Records provided:
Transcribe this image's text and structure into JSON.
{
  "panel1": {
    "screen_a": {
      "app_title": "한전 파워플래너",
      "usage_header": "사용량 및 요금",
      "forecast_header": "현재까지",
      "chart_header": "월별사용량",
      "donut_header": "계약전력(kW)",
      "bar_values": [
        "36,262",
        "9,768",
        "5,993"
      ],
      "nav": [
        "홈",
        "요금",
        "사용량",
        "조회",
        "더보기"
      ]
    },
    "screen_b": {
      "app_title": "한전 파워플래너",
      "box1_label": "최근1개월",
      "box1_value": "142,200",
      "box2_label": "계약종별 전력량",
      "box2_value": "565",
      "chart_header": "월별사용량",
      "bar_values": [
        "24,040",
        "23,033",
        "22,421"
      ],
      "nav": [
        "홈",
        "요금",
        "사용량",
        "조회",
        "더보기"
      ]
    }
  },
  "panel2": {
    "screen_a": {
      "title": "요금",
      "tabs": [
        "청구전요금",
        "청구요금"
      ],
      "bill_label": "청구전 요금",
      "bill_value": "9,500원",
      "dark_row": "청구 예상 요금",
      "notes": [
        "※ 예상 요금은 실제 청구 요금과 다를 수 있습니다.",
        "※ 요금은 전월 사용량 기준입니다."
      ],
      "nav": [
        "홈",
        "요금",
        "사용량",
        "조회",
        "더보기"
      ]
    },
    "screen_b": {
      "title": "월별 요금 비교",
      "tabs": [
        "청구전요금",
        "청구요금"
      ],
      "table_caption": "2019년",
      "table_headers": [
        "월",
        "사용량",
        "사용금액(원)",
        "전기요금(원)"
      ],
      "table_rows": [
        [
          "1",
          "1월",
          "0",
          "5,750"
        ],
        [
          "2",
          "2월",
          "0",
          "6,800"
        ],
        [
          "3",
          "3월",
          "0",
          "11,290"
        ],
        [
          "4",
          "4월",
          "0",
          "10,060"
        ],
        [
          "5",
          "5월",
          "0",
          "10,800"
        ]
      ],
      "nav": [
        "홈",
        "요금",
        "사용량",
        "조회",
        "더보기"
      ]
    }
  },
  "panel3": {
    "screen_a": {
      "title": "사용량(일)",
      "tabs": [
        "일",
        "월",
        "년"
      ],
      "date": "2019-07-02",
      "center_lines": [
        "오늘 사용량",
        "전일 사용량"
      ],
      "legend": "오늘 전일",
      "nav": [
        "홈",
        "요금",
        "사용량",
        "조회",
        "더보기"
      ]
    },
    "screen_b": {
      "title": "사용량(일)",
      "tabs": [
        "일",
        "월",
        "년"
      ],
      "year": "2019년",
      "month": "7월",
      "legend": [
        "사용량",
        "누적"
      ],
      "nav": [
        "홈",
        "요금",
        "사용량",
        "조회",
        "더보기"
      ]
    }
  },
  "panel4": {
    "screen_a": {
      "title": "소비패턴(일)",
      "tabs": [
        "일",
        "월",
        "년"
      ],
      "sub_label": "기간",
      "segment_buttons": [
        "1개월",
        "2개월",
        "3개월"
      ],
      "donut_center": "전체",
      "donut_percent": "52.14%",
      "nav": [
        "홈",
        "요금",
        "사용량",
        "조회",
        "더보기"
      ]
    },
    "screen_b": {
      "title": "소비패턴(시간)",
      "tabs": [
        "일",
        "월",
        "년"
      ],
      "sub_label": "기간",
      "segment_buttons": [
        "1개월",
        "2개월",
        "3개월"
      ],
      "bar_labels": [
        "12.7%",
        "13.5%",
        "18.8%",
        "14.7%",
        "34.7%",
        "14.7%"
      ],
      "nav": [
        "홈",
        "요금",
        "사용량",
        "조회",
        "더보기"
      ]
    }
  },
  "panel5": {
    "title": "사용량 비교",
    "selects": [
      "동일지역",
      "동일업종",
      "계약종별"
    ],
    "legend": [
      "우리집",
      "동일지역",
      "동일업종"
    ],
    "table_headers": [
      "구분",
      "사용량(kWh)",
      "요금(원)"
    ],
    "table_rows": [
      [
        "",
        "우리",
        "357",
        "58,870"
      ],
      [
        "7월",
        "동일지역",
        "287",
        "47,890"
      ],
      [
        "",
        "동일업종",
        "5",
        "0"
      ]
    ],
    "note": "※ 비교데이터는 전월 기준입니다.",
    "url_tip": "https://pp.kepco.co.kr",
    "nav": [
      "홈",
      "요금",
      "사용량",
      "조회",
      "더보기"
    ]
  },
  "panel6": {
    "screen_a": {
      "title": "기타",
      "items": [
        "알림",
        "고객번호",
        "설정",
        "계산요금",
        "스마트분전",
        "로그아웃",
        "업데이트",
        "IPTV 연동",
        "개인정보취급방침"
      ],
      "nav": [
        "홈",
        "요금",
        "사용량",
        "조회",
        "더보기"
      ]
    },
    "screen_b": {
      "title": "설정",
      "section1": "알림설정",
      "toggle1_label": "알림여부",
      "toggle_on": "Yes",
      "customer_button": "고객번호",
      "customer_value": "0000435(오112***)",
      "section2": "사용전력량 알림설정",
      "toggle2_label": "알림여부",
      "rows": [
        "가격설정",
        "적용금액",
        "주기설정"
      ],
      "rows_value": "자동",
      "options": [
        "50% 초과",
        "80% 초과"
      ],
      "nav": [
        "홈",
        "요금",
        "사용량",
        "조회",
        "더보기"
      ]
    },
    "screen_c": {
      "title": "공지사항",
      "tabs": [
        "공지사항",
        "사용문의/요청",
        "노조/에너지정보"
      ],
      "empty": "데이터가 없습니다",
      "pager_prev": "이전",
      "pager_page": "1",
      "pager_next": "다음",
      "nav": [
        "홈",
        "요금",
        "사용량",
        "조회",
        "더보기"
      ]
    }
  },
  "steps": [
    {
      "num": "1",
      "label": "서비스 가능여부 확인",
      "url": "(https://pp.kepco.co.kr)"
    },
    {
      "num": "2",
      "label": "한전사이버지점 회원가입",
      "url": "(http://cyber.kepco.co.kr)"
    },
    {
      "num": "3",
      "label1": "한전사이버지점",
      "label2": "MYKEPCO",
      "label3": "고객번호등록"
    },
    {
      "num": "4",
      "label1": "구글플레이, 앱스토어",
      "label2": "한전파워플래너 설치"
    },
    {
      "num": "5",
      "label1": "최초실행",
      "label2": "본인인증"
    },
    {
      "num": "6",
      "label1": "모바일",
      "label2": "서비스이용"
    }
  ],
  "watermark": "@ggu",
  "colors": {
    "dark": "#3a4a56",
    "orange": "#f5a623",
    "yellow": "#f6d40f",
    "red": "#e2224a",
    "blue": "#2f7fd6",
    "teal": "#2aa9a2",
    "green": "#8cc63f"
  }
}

---

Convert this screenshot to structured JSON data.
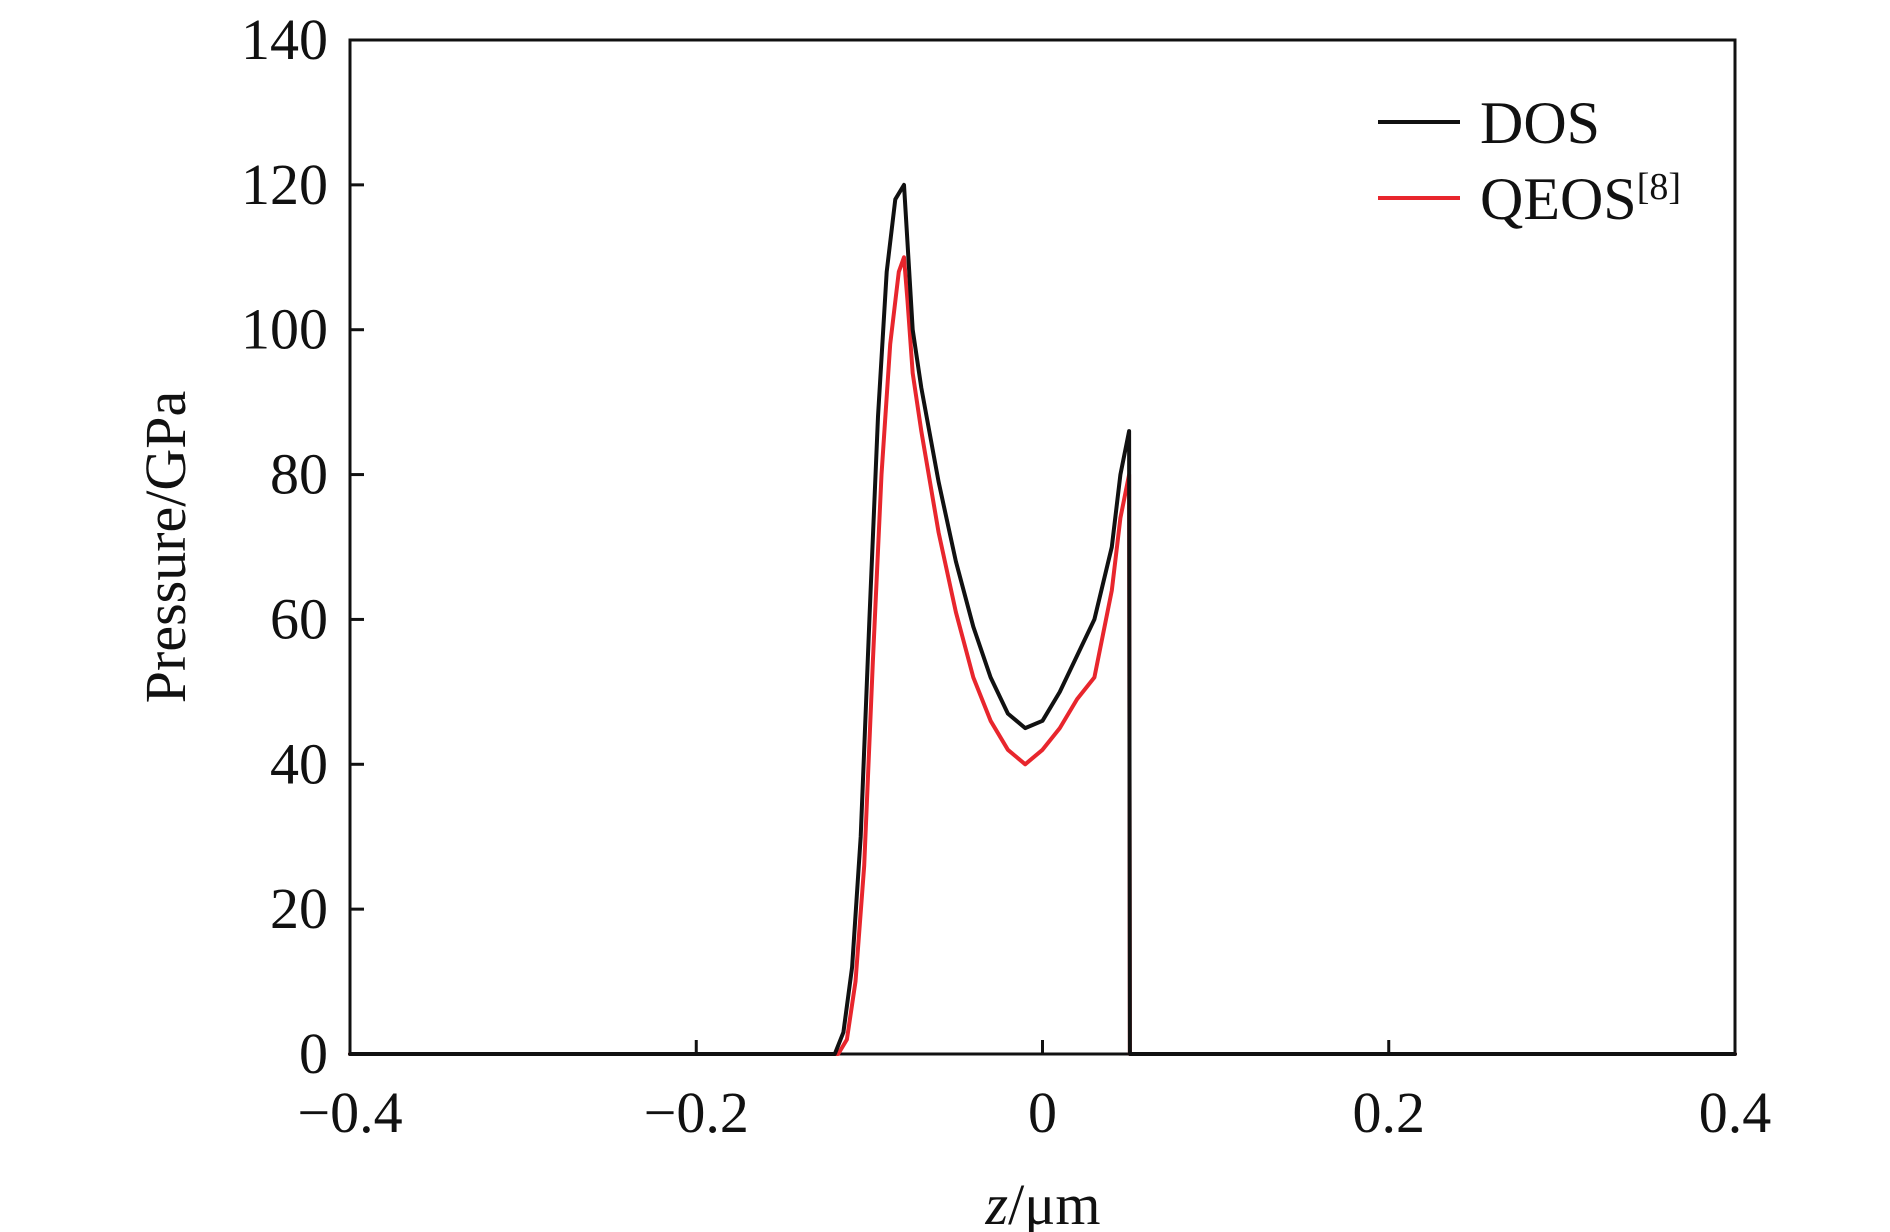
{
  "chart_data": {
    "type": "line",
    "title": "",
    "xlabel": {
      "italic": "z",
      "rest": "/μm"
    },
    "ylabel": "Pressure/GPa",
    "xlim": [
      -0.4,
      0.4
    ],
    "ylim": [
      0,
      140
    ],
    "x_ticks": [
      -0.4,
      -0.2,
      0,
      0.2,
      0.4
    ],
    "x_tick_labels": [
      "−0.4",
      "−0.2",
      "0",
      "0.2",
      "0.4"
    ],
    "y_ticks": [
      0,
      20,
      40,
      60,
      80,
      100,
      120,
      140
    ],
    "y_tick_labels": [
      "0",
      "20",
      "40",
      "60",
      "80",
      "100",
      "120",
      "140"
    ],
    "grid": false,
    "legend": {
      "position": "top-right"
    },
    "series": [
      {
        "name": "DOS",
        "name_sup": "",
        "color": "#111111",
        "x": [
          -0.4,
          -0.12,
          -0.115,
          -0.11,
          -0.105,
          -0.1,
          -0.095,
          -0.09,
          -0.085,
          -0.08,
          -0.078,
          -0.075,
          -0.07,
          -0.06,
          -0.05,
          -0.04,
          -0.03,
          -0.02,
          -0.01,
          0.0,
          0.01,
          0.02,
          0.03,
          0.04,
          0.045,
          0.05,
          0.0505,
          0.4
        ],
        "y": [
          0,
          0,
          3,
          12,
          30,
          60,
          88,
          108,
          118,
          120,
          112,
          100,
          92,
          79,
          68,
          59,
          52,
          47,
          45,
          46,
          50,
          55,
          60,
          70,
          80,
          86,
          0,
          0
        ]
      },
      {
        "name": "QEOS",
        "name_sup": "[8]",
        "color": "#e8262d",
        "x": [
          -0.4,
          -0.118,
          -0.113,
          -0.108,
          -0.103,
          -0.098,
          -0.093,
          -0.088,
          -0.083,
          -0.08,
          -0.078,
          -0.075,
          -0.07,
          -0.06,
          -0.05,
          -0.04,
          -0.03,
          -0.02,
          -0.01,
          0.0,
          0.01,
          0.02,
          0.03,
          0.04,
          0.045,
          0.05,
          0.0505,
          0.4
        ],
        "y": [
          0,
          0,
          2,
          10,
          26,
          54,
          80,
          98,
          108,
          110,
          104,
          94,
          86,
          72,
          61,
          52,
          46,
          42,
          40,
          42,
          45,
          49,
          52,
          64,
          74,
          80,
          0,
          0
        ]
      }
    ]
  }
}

Job: Copy every line above that includes the string "기준입니다".

Task output:
        "※ 요금은 전월 사용량 기준입니다."
    "note": "※ 비교데이터는 전월 기준입니다.",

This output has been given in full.